#### [Written request]
Pull out every line of the records that contains the word "stage" and copy each one in full.

###

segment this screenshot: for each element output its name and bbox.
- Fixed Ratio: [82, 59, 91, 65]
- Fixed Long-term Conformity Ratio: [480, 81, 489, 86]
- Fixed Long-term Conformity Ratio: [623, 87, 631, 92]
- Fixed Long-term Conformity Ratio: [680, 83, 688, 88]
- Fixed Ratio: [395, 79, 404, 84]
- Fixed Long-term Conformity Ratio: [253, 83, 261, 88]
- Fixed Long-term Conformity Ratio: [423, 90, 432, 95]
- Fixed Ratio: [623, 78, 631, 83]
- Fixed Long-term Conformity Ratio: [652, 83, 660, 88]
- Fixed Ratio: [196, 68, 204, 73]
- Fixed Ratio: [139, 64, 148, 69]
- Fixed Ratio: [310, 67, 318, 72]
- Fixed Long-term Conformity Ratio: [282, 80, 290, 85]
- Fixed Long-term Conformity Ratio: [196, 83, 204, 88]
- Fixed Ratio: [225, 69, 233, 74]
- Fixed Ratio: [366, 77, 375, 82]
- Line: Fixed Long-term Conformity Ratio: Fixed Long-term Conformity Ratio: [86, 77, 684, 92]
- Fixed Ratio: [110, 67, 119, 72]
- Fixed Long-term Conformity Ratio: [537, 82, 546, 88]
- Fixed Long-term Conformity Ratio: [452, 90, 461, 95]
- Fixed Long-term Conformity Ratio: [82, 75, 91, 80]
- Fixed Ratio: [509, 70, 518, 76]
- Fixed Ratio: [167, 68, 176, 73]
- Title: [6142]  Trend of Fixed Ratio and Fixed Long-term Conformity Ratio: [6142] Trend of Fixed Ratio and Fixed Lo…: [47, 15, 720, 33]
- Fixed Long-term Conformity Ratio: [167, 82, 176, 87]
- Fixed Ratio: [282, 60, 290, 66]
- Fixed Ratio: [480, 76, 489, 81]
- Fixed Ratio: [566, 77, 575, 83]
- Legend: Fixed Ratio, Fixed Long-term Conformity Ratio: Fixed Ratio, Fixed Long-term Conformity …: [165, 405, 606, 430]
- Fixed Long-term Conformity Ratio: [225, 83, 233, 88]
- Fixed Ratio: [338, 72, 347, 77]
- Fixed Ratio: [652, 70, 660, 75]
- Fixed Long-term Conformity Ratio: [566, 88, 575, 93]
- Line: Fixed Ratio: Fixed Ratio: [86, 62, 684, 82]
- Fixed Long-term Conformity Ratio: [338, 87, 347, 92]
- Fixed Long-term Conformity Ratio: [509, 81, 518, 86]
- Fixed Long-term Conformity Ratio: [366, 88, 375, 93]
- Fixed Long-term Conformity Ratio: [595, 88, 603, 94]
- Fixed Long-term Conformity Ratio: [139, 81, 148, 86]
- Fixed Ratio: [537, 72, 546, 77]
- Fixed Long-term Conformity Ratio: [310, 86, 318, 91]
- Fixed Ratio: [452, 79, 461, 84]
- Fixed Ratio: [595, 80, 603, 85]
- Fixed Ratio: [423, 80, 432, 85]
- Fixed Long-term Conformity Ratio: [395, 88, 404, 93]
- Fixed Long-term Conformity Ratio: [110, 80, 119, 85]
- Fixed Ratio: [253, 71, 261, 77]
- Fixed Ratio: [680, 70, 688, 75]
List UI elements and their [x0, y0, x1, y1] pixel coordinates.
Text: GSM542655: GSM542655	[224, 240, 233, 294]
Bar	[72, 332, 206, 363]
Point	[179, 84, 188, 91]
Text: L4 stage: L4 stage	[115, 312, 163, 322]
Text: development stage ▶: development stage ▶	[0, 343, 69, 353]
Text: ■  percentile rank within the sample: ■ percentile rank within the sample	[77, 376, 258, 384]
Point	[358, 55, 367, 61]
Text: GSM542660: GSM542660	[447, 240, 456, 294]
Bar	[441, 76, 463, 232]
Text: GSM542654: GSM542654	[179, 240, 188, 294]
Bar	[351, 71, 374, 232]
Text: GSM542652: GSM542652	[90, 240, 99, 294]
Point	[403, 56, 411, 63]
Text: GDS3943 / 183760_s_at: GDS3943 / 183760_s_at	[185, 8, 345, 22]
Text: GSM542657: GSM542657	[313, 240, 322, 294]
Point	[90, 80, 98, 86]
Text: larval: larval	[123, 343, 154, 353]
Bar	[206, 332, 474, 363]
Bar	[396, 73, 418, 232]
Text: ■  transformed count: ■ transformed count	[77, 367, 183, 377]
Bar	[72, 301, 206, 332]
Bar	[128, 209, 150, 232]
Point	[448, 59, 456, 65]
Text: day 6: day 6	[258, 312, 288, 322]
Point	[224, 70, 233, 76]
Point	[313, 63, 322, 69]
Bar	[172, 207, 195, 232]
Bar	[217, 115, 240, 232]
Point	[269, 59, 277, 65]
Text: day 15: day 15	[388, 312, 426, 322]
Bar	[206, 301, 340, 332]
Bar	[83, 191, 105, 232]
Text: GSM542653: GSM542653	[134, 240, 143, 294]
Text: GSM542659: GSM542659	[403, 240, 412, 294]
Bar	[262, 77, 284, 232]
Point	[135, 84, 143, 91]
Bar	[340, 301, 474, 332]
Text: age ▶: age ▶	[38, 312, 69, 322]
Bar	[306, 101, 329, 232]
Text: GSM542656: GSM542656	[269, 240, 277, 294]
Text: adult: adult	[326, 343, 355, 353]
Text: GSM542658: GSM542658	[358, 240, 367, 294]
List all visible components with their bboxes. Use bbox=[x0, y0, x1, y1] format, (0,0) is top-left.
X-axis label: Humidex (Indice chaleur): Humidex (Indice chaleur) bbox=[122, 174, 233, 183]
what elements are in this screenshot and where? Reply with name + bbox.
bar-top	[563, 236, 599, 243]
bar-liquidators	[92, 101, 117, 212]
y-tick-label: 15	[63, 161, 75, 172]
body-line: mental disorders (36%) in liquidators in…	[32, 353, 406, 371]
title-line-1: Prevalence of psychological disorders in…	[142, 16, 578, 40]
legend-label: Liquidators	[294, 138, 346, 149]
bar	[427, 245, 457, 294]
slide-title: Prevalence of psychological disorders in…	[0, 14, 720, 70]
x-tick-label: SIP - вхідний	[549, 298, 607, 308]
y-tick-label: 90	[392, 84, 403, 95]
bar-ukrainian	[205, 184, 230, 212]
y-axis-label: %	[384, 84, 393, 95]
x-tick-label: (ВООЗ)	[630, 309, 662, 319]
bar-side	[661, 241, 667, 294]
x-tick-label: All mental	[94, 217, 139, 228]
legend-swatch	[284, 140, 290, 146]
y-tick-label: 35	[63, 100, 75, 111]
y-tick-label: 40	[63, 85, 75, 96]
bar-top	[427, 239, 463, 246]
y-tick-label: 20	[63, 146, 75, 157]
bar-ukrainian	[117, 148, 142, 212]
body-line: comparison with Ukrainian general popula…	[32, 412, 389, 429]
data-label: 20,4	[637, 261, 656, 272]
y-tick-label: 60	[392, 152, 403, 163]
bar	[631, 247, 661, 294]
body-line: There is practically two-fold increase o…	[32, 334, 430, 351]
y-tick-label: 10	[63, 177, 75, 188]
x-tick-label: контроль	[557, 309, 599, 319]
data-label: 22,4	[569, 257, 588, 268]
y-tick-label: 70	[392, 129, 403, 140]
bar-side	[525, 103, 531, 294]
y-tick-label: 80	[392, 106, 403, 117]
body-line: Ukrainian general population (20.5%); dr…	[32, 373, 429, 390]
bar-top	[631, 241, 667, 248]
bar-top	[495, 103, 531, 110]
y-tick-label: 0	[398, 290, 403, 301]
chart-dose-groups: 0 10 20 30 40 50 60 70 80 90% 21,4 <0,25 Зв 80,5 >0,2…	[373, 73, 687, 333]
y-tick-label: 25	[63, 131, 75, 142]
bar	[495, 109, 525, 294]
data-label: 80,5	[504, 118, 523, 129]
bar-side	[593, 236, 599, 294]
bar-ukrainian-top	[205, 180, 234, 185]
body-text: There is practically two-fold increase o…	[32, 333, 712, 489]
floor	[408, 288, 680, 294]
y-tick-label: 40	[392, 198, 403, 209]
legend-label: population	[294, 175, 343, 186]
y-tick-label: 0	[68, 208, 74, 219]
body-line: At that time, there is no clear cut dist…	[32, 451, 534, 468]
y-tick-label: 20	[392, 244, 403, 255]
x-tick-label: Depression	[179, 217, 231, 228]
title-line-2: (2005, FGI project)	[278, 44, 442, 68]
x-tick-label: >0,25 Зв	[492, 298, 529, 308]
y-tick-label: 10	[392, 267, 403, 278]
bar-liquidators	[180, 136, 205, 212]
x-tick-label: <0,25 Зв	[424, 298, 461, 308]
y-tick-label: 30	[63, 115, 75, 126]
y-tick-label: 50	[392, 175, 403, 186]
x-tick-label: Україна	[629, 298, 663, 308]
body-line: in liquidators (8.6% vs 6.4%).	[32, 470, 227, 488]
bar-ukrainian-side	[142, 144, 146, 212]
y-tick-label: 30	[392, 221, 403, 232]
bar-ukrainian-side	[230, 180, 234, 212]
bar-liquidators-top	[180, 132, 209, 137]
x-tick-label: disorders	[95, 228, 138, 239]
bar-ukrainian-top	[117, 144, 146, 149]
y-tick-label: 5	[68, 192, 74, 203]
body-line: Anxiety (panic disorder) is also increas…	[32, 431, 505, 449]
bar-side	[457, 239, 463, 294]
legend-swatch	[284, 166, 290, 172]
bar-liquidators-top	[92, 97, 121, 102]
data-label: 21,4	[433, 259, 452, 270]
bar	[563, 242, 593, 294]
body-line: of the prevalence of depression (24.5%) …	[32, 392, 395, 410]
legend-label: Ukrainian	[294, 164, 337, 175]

###

#### [Solution to this problem]
Text: L4 stage: L4 stage	[115, 312, 163, 322]
Text: development stage ▶: development stage ▶	[0, 343, 69, 353]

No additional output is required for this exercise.